___ Dataset records ___
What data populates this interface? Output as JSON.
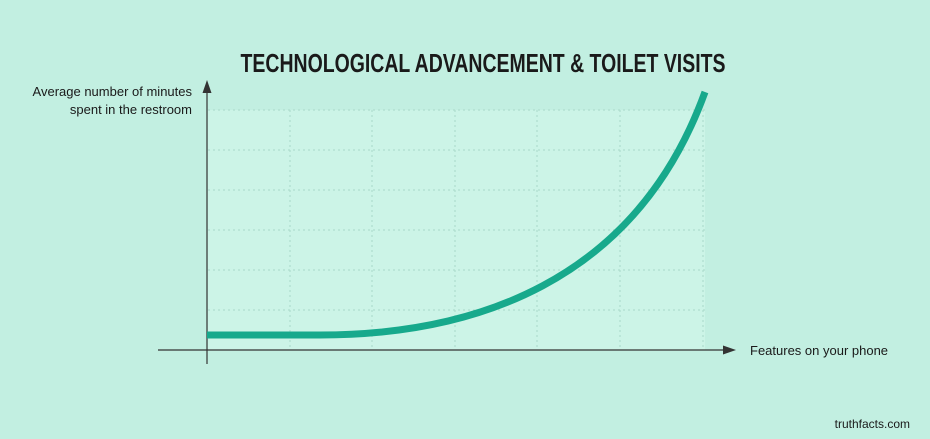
{
  "title": "TECHNOLOGICAL ADVANCEMENT & TOILET VISITS",
  "y_axis_label": [
    "Average number of minutes",
    "spent in the restroom"
  ],
  "x_axis_label": "Features on your phone",
  "credit": "truthfacts.com"
}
___
▸ **Problem to solve**: Without including any pictures, reproduce the listing exactly.

▸ **Solution**:
What data populates this interface? Output as JSON.
{
  "title": "TECHNOLOGICAL ADVANCEMENT & TOILET VISITS",
  "y_axis_label": [
    "Average number of minutes",
    "spent in the restroom"
  ],
  "x_axis_label": "Features on your phone",
  "credit": "truthfacts.com"
}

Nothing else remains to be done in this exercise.